+++ Texto de la página +++

Desde que los griegos comenzaron a hablar de política en el siglo IV (a.C.) -preocupados por organizar la sociedad para concienciar sus derechos y el cultivo de valores morales de categórica necesidad- el concepto de democracia empezó a arraigarse no sólo en el pensamiento de la gente, sino también en el orgullo del absolutismo de gobernantes dominados por la rapacidad. Aunque su concepción degeneró por la ambición desmedida de quienes no alcanzaron a comprender que gobernar no era un problema de naturaleza únicamente fáctica. También era de carácter moralizador. Platón explicaba que “donde el mando es codiciado y disputado, no puede haber buen gobierno ni reinará la concordia”.
Que la democracia en sus inicios se haya topado con conflictos, no significaba otra cosa distinta de la zozobra que produjo entre quienes presumían que gobernar era un asunto de imposiciones; o que coartando las libertades podía llegarse a resultados más acordes. Nada más alejado de tales presunciones.
Sin embargo, con el discurrir de los tiempos, especialmente aquellos caracterizados por enfrentamientos incitados por el poder político y económico, fue transfigurándose el concepto y praxis de la democracia.

+++ Datos proporcionados +++

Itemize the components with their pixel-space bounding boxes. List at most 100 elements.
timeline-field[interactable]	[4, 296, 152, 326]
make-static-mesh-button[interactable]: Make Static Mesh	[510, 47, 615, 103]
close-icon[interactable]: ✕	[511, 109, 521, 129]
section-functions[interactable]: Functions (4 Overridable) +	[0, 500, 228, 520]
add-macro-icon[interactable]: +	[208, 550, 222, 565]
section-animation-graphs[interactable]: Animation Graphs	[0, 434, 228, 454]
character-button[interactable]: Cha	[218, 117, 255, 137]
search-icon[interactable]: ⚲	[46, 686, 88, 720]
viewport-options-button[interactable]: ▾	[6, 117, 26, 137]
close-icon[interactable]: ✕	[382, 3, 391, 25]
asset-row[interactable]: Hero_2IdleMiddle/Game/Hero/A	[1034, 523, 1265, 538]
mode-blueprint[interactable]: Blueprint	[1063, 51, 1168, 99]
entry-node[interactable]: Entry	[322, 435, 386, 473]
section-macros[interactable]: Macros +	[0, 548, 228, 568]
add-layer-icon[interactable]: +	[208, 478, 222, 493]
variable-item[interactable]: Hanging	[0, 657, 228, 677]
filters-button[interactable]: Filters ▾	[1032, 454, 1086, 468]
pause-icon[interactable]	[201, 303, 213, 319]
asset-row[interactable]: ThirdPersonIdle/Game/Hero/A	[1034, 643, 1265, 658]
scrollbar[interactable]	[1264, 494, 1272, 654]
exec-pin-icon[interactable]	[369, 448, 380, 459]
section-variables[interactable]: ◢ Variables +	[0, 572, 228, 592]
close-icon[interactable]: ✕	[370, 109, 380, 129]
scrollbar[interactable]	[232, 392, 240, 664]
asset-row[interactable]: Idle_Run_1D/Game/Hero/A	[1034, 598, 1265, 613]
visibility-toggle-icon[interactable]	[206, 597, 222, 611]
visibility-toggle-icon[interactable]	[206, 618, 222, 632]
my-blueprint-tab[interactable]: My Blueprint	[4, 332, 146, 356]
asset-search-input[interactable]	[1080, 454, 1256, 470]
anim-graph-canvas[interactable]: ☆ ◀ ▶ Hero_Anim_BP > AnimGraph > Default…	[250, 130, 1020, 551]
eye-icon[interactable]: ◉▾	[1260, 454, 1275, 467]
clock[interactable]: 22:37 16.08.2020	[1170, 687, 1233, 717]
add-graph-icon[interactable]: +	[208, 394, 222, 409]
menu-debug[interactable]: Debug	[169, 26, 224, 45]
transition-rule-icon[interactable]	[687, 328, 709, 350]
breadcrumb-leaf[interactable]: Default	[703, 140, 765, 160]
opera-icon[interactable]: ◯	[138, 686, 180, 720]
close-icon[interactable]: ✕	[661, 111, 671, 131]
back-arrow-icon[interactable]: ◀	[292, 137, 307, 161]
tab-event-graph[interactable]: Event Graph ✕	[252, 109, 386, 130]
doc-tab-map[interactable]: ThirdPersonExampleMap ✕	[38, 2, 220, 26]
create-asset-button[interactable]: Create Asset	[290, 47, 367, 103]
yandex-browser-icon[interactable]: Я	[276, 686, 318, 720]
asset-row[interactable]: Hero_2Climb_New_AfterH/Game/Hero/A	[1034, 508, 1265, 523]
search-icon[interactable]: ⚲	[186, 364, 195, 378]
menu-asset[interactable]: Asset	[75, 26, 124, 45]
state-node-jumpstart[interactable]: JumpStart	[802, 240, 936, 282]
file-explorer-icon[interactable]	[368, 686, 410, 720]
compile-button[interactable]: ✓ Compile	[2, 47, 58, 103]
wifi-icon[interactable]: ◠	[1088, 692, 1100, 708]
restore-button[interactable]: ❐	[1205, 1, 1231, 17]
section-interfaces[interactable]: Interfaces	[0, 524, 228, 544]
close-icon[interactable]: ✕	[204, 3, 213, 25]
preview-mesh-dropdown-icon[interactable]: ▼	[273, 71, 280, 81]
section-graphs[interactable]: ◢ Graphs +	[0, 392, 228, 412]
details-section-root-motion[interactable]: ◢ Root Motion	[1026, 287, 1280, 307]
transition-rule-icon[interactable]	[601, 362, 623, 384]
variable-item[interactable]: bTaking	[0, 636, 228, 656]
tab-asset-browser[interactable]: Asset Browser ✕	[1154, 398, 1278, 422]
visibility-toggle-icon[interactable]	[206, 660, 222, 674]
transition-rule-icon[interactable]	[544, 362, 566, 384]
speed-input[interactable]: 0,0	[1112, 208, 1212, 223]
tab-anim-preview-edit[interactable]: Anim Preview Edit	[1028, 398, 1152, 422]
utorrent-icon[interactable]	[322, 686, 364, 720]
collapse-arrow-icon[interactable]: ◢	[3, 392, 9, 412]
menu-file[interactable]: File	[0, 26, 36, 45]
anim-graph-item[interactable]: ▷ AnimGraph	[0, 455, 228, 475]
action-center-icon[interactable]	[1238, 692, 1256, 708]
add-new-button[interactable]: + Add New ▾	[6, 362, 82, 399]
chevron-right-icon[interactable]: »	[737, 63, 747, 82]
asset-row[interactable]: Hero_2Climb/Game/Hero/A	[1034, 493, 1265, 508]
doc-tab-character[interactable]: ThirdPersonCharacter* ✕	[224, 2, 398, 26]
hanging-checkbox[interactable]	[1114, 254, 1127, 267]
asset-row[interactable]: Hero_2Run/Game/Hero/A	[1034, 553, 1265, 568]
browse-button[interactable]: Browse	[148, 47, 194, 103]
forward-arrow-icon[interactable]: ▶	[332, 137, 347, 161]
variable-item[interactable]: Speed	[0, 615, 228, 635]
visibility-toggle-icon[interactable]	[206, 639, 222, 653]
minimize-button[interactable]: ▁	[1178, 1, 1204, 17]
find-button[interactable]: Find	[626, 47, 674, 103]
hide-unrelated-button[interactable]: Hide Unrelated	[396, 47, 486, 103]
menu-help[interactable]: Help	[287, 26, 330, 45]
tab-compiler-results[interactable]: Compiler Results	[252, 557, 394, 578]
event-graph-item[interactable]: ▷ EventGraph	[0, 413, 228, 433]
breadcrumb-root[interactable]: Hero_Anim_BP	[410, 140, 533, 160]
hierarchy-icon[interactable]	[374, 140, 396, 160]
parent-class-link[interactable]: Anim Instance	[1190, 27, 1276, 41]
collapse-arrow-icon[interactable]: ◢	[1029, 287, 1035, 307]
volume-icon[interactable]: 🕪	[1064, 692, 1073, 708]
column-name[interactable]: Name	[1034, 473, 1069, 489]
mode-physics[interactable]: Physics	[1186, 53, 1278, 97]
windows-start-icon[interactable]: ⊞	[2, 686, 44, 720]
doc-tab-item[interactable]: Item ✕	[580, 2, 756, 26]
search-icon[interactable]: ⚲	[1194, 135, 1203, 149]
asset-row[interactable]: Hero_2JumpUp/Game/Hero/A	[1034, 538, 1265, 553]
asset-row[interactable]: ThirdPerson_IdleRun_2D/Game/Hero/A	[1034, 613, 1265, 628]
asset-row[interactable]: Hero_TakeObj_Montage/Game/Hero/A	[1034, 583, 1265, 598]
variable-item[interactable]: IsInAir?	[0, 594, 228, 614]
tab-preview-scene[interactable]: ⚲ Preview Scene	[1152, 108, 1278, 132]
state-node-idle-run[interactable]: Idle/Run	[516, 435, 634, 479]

+++

[Tarea solicitada A]
Según el texto sobre la democracia, ¿en qué siglo comenzaron los griegos a hablar de política?
[Tarea solicitada B]
¿Cuáles son las oraciones del primer párrafo del texto sobre la democracia? Cópielas todas, una por línea.
[Tarea solicitada C]
Prosiga el texto sobre la democracia a partir de su última oración.
Los ítems no hacen falta para resolver nada de lo que se pide.

[Respuesta esperada A]
En el siglo IV (a.C.).

[Respuesta esperada B]
Desde que los griegos comenzaron a hablar de política en el siglo IV (a.C.) -preocupados por organizar la sociedad para concienciar sus derechos y el cultivo de valores morales de categórica necesidad- el concepto de democracia empezó a arraigarse no sólo en el pensamiento de la gente, sino también en el orgullo del absolutismo de gobernantes dominados por la rapacidad.
Aunque su concepción degeneró por la ambición desmedida de quienes no alcanzaron a comprender que gobernar no era un problema de naturaleza únicamente fáctica.
También era de carácter moralizador.
Platón explicaba que “donde el mando es codiciado y disputado, no puede haber buen gobierno ni reinará la concordia”.

[Respuesta esperada C]
Hoy día, la democracia no sólo llegó a remozarse en sus más internos fueros, también, con su excusa, se pervirtió logrando que en su nombre se cometieran los más atroces desatinos. No sólo de índole humanitario. Igualmente de fondo moral toda vez que la corrupción consiguió en su recorrido el discurso, las oportunidades y los pretextos para transgredir sus fundamentos de manera sigilosa y encubierta.
El caso Venezuela es el ejemplo más patético, aunque desvergonzado, del cual se tenga razón para escribir otra historia. Una historia inducida por anti-valores. Una historia discordante ante la que se describe cómo se forjó la Independencia que fecundó a Venezuela el 5 de julio de 1811.
Dos siglos después, la tragedia embargó al país convirtiéndolo en receptáculo de inquinas. De animosidades que, desde los cenáculos del poder político, lograron fracturarla en partes de difícil reconciliación. Tanto así, que las nuevas realidades que el socialismo del siglo XXI inoculó, sirvieron para trastocar y hasta borrar el temperamento que siempre caracterizó al venezolano tradicional. O sea, su condescendencia, hospitalidad, solidaridad y sencillez.
El país se extravió al dilapidar el régimen bolivariano no sólo recursos financieros, sino su talento humano, sus capacidades y potencialidades cognoscitivas. Ahora Venezuela ha comenzado a vivir en un plano de oscuridad, donde podría vaticinarse un furioso retroceso con respecto a los países de la región. Países vecinos que en otrora se valieron de las utilidades del negocio petrolero venezolano y del populismo que ello convalidó, para subsistir y crecer entre las dificultades que incita el desarrollo.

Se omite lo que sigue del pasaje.